DIRECTION: Your task is to copy every record exactly.

┌─ EXERCISE MATERIALS

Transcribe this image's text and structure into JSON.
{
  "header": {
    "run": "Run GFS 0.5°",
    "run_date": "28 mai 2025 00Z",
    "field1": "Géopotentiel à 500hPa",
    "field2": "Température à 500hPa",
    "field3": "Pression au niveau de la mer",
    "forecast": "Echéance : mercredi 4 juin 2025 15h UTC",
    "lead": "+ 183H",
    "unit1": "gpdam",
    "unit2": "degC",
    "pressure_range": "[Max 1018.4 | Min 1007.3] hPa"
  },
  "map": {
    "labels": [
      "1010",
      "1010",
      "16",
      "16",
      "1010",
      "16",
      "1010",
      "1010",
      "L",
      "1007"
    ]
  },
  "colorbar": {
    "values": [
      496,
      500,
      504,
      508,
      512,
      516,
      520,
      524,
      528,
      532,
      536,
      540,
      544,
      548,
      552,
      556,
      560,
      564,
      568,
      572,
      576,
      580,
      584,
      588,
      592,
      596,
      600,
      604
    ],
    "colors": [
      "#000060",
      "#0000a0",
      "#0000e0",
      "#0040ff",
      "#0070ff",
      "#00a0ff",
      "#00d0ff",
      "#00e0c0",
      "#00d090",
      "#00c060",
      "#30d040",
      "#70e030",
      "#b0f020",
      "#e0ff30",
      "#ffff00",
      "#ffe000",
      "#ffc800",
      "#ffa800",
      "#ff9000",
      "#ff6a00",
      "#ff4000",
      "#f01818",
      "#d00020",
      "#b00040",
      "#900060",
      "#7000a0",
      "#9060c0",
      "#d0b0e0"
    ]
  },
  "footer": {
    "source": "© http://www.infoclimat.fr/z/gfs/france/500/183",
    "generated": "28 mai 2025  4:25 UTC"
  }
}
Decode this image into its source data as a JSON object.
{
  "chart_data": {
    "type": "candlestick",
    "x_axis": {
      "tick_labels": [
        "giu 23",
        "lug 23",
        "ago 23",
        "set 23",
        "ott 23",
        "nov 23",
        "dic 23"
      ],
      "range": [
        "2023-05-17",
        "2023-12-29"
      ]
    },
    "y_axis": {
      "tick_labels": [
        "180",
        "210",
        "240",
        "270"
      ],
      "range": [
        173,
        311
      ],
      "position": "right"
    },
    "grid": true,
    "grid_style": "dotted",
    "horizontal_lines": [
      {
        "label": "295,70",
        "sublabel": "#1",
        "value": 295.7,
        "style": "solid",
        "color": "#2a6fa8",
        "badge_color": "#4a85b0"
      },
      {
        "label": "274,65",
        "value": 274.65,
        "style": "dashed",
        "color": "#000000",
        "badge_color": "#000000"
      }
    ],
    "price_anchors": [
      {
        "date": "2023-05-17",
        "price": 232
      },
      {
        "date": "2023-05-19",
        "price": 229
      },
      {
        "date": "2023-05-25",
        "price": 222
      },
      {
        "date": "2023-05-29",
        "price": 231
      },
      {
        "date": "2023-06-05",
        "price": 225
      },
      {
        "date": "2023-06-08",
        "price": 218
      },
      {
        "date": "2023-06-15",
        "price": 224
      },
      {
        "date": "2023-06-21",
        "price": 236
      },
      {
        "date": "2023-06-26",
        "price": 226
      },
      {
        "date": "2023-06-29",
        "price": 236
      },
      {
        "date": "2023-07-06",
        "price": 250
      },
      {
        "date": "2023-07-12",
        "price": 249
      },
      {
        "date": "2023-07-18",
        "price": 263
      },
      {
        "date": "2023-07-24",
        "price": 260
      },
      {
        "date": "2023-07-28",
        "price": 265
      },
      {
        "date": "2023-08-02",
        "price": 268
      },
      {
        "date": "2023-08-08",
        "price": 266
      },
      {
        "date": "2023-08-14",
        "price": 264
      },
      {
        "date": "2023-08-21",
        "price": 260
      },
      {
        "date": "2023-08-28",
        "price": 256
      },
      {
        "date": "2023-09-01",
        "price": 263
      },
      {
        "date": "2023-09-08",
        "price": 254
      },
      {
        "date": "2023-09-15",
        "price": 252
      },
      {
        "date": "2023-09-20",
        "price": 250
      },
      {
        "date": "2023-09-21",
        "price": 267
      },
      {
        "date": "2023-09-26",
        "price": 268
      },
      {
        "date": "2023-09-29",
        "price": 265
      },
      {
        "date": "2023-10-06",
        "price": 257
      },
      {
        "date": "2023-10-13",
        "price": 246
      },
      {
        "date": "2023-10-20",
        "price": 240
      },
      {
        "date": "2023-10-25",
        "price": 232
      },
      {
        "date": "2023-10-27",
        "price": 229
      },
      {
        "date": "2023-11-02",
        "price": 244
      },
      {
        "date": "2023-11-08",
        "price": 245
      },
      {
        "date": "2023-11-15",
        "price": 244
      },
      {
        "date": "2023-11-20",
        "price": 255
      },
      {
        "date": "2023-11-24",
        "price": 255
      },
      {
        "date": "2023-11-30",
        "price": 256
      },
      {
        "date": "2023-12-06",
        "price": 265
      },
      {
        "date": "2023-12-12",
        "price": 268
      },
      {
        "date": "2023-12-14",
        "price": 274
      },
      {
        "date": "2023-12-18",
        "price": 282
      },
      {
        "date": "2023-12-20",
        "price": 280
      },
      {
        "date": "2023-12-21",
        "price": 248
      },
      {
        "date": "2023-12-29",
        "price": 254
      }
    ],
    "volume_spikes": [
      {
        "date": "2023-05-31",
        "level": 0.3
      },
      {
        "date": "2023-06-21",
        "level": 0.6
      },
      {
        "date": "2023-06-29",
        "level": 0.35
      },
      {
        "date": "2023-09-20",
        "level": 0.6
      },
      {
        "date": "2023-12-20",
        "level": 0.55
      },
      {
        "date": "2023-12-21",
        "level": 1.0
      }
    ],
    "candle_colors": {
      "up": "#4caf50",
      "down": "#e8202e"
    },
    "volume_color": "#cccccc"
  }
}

└─

EXERCISE RESULT:
Transcribe this image's text and structure into JSON.
{
  "header": {
    "run": "Run GFS 0.5°",
    "run_date": "28 mai 2025 00Z",
    "field1": "Géopotentiel à 500hPa",
    "field2": "Température à 500hPa",
    "field3": "Pression au niveau de la mer",
    "forecast": "Echéance : mercredi 4 juin 2025 15h UTC",
    "lead": "+ 183H",
    "unit1": "gpdam",
    "unit2": "degC",
    "pressure_range": "[Max 1018.4 | Min 1007.3] hPa"
  },
  "map": {
    "labels": [
      "1010",
      "1010",
      "16",
      "16",
      "1010",
      "16",
      "1010",
      "1010",
      "L",
      "1007"
    ]
  },
  "colorbar": {
    "values": [
      496,
      500,
      504,
      508,
      512,
      516,
      520,
      524,
      528,
      532,
      536,
      540,
      544,
      548,
      552,
      556,
      560,
      564,
      568,
      572,
      576,
      580,
      584,
      588,
      592,
      596,
      600,
      604
    ],
    "colors": [
      "#000060",
      "#0000a0",
      "#0000e0",
      "#0040ff",
      "#0070ff",
      "#00a0ff",
      "#00d0ff",
      "#00e0c0",
      "#00d090",
      "#00c060",
      "#30d040",
      "#70e030",
      "#b0f020",
      "#e0ff30",
      "#ffff00",
      "#ffe000",
      "#ffc800",
      "#ffa800",
      "#ff9000",
      "#ff6a00",
      "#ff4000",
      "#f01818",
      "#d00020",
      "#b00040",
      "#900060",
      "#7000a0",
      "#9060c0",
      "#d0b0e0"
    ]
  },
  "footer": {
    "source": "© http://www.infoclimat.fr/z/gfs/france/500/183",
    "generated": "28 mai 2025  4:25 UTC"
  }
}
Decode this image into its source data as a JSON object.
{
  "chart_data": {
    "type": "candlestick",
    "x_axis": {
      "tick_labels": [
        "giu 23",
        "lug 23",
        "ago 23",
        "set 23",
        "ott 23",
        "nov 23",
        "dic 23"
      ],
      "range": [
        "2023-05-17",
        "2023-12-29"
      ]
    },
    "y_axis": {
      "tick_labels": [
        "180",
        "210",
        "240",
        "270"
      ],
      "range": [
        173,
        311
      ],
      "position": "right"
    },
    "grid": true,
    "grid_style": "dotted",
    "horizontal_lines": [
      {
        "label": "295,70",
        "sublabel": "#1",
        "value": 295.7,
        "style": "solid",
        "color": "#2a6fa8",
        "badge_color": "#4a85b0"
      },
      {
        "label": "274,65",
        "value": 274.65,
        "style": "dashed",
        "color": "#000000",
        "badge_color": "#000000"
      }
    ],
    "price_anchors": [
      {
        "date": "2023-05-17",
        "price": 232
      },
      {
        "date": "2023-05-19",
        "price": 229
      },
      {
        "date": "2023-05-25",
        "price": 222
      },
      {
        "date": "2023-05-29",
        "price": 231
      },
      {
        "date": "2023-06-05",
        "price": 225
      },
      {
        "date": "2023-06-08",
        "price": 218
      },
      {
        "date": "2023-06-15",
        "price": 224
      },
      {
        "date": "2023-06-21",
        "price": 236
      },
      {
        "date": "2023-06-26",
        "price": 226
      },
      {
        "date": "2023-06-29",
        "price": 236
      },
      {
        "date": "2023-07-06",
        "price": 250
      },
      {
        "date": "2023-07-12",
        "price": 249
      },
      {
        "date": "2023-07-18",
        "price": 263
      },
      {
        "date": "2023-07-24",
        "price": 260
      },
      {
        "date": "2023-07-28",
        "price": 265
      },
      {
        "date": "2023-08-02",
        "price": 268
      },
      {
        "date": "2023-08-08",
        "price": 266
      },
      {
        "date": "2023-08-14",
        "price": 264
      },
      {
        "date": "2023-08-21",
        "price": 260
      },
      {
        "date": "2023-08-28",
        "price": 256
      },
      {
        "date": "2023-09-01",
        "price": 263
      },
      {
        "date": "2023-09-08",
        "price": 254
      },
      {
        "date": "2023-09-15",
        "price": 252
      },
      {
        "date": "2023-09-20",
        "price": 250
      },
      {
        "date": "2023-09-21",
        "price": 267
      },
      {
        "date": "2023-09-26",
        "price": 268
      },
      {
        "date": "2023-09-29",
        "price": 265
      },
      {
        "date": "2023-10-06",
        "price": 257
      },
      {
        "date": "2023-10-13",
        "price": 246
      },
      {
        "date": "2023-10-20",
        "price": 240
      },
      {
        "date": "2023-10-25",
        "price": 232
      },
      {
        "date": "2023-10-27",
        "price": 229
      },
      {
        "date": "2023-11-02",
        "price": 244
      },
      {
        "date": "2023-11-08",
        "price": 245
      },
      {
        "date": "2023-11-15",
        "price": 244
      },
      {
        "date": "2023-11-20",
        "price": 255
      },
      {
        "date": "2023-11-24",
        "price": 255
      },
      {
        "date": "2023-11-30",
        "price": 256
      },
      {
        "date": "2023-12-06",
        "price": 265
      },
      {
        "date": "2023-12-12",
        "price": 268
      },
      {
        "date": "2023-12-14",
        "price": 274
      },
      {
        "date": "2023-12-18",
        "price": 282
      },
      {
        "date": "2023-12-20",
        "price": 280
      },
      {
        "date": "2023-12-21",
        "price": 248
      },
      {
        "date": "2023-12-29",
        "price": 254
      }
    ],
    "volume_spikes": [
      {
        "date": "2023-05-31",
        "level": 0.3
      },
      {
        "date": "2023-06-21",
        "level": 0.6
      },
      {
        "date": "2023-06-29",
        "level": 0.35
      },
      {
        "date": "2023-09-20",
        "level": 0.6
      },
      {
        "date": "2023-12-20",
        "level": 0.55
      },
      {
        "date": "2023-12-21",
        "level": 1.0
      }
    ],
    "candle_colors": {
      "up": "#4caf50",
      "down": "#e8202e"
    },
    "volume_color": "#cccccc"
  }
}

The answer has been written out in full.